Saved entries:
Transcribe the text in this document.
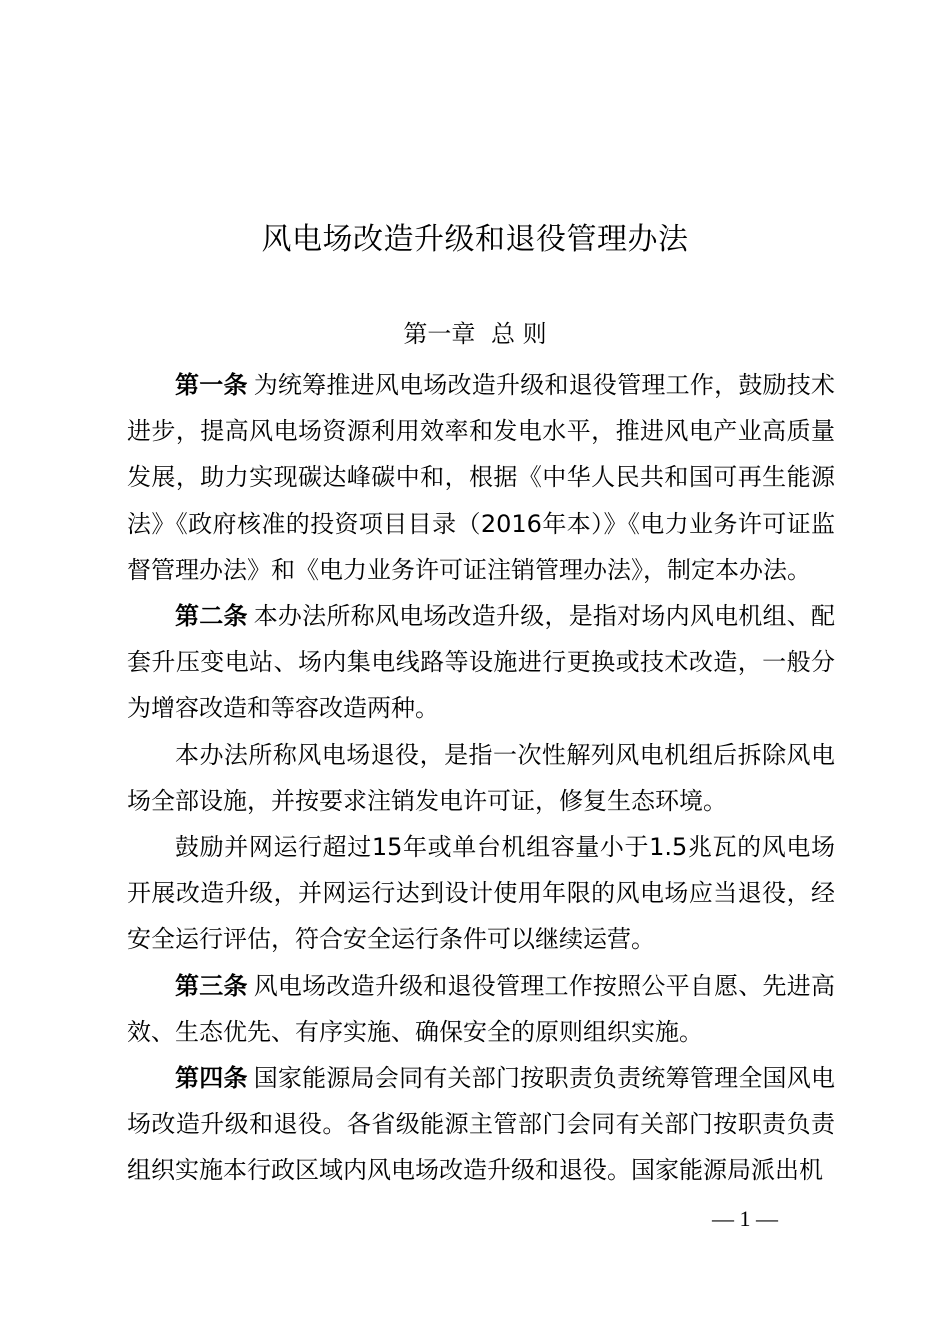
风电场改造升级和退役管理办法
第一章 总 则

第一条 为统筹推进风电场改造升级和退役管理工作，鼓励技术进步，提高风电场资源利用效率和发电水平，推进风电产业高质量发展，助力实现碳达峰碳中和，根据《中华人民共和国可再生能源法》《政府核准的投资项目目录（2016年本）》《电力业务许可证监督管理办法》和《电力业务许可证注销管理办法》，制定本办法。

第二条 本办法所称风电场改造升级，是指对场内风电机组、配套升压变电站、场内集电线路等设施进行更换或技术改造，一般分为增容改造和等容改造两种。

本办法所称风电场退役，是指一次性解列风电机组后拆除风电场全部设施，并按要求注销发电许可证，修复生态环境。

鼓励并网运行超过15年或单台机组容量小于1.5兆瓦的风电场开展改造升级，并网运行达到设计使用年限的风电场应当退役，经安全运行评估，符合安全运行条件可以继续运营。

第三条 风电场改造升级和退役管理工作按照公平自愿、先进高效、生态优先、有序实施、确保安全的原则组织实施。

第四条 国家能源局会同有关部门按职责负责统筹管理全国风电场改造升级和退役。各省级能源主管部门会同有关部门按职责负责组织实施本行政区域内风电场改造升级和退役。国家能源局派出机

— 1 —
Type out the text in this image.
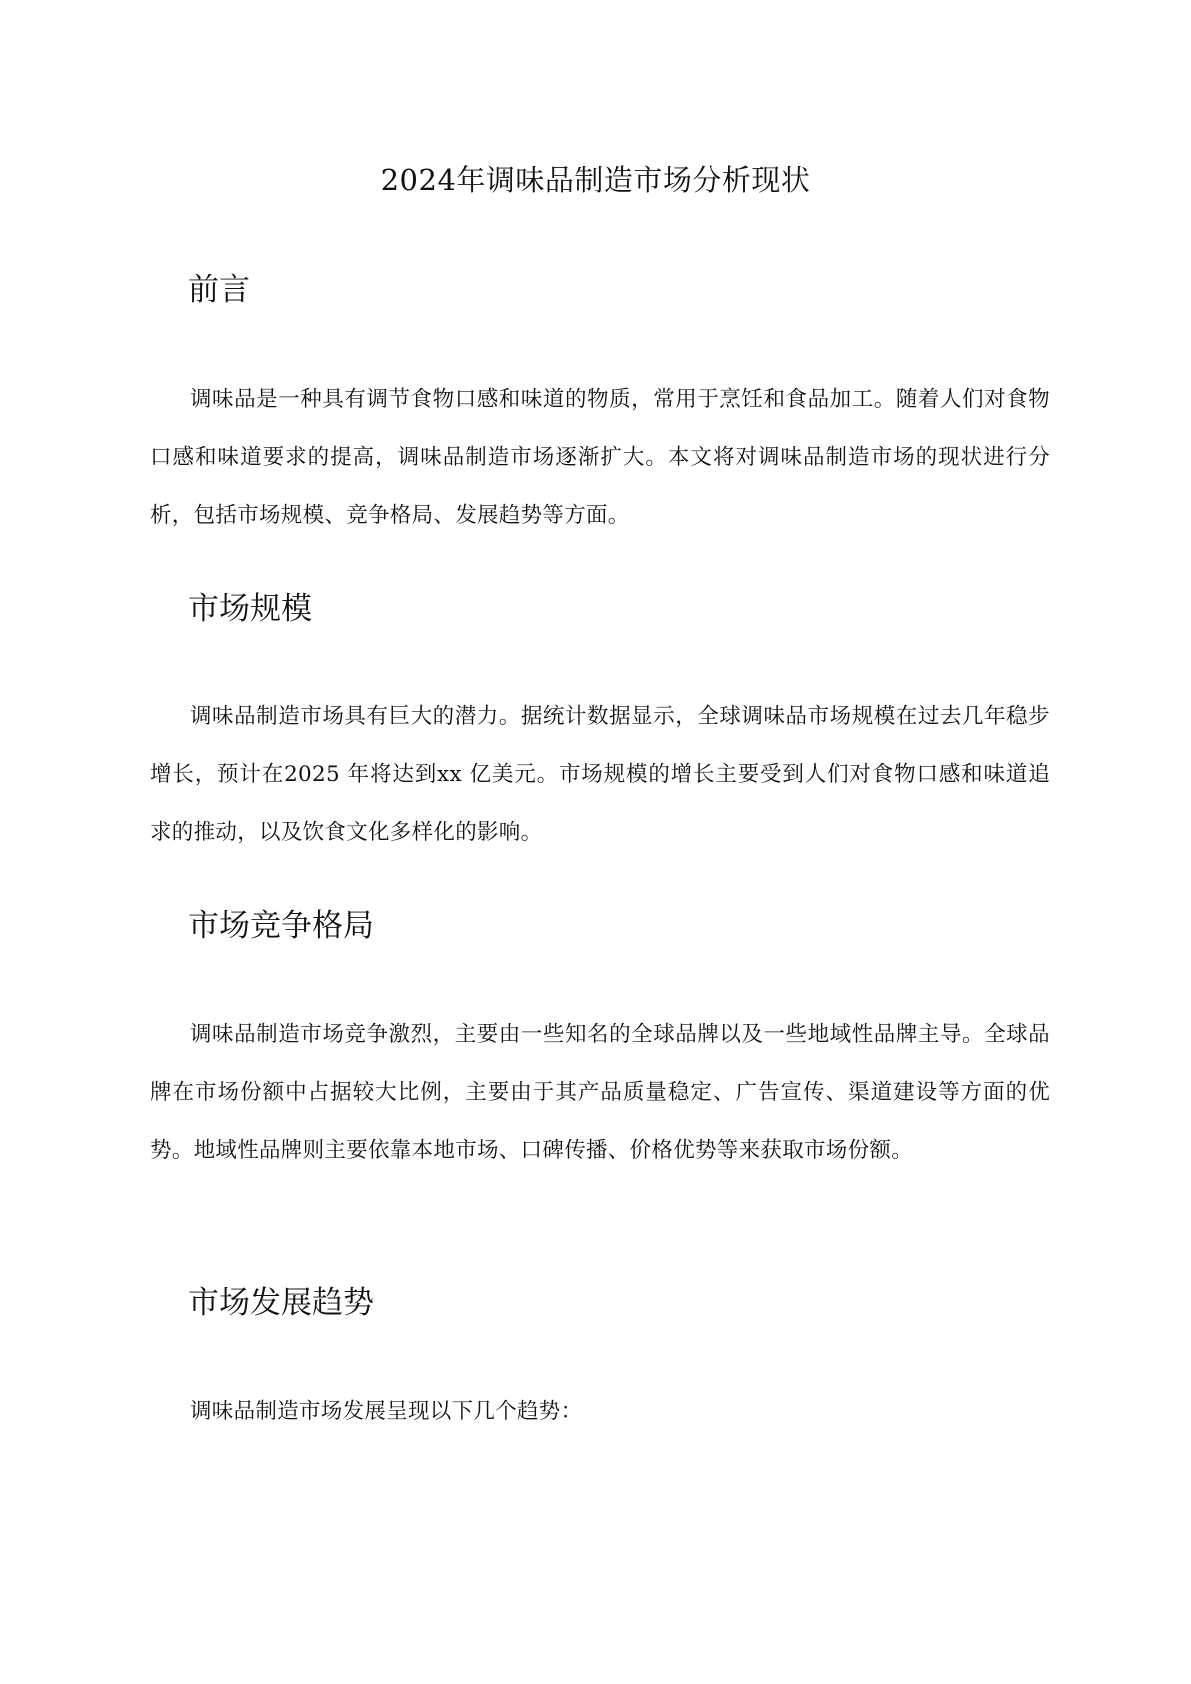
2024年调味品制造市场分析现状
前言
调味品是一种具有调节食物口感和味道的物质，常用于烹饪和食品加工。随着人们对食物口感和味道要求的提高，调味品制造市场逐渐扩大。本文将对调味品制造市场的现状进行分析，包括市场规模、竞争格局、发展趋势等方面。
市场规模
调味品制造市场具有巨大的潜力。据统计数据显示，全球调味品市场规模在过去几年稳步增长，预计在2025 年将达到xx 亿美元。市场规模的增长主要受到人们对食物口感和味道追求的推动，以及饮食文化多样化的影响。
市场竞争格局
调味品制造市场竞争激烈，主要由一些知名的全球品牌以及一些地域性品牌主导。全球品牌在市场份额中占据较大比例，主要由于其产品质量稳定、广告宣传、渠道建设等方面的优势。地域性品牌则主要依靠本地市场、口碑传播、价格优势等来获取市场份额。
市场发展趋势
调味品制造市场发展呈现以下几个趋势：
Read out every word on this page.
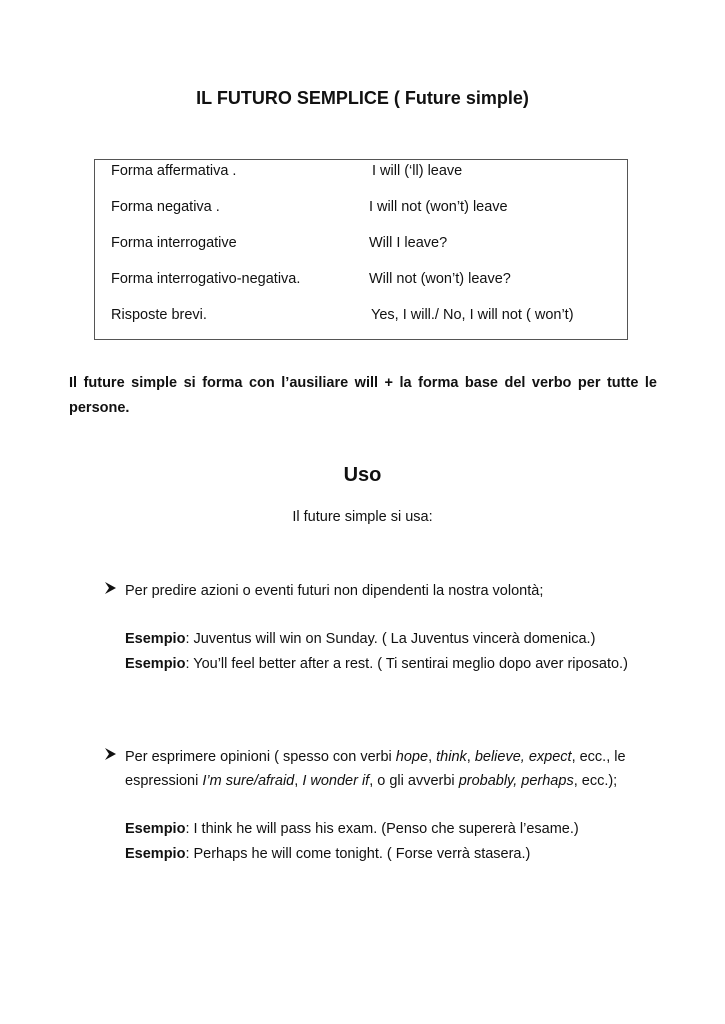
IL FUTURO SEMPLICE ( Future simple)
Forma affermativa .	I will (‘ll) leave
Forma negativa .	I will not (won’t) leave
Forma interrogative	Will I leave?
Forma interrogativo-negativa.	Will not (won’t) leave?
Risposte brevi.	Yes, I will./ No, I will not ( won’t)
Il future simple si forma con l’ausiliare will + la forma base del verbo per tutte le persone.
Uso
Il future simple si usa:
Per predire azioni o eventi futuri non dipendenti la nostra volontà;
Esempio: Juventus will win on Sunday. ( La Juventus vincerà domenica.)
Esempio: You’ll feel better after a rest. ( Ti sentirai meglio dopo aver riposato.)
Per esprimere opinioni ( spesso con verbi hope, think, believe, expect, ecc., le espressioni I’m sure/afraid, I wonder if, o gli avverbi probably, perhaps, ecc.);
Esempio: I think he will pass his exam. (Penso che supererà l’esame.)
Esempio: Perhaps he will come tonight. ( Forse verrà stasera.)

Instruction -> Return, from the data, each line that has the word "negativa" in it.

Written reply ->
Forma negativa .	I will not (won’t) leave
Forma interrogativo-negativa.	Will not (won’t) leave?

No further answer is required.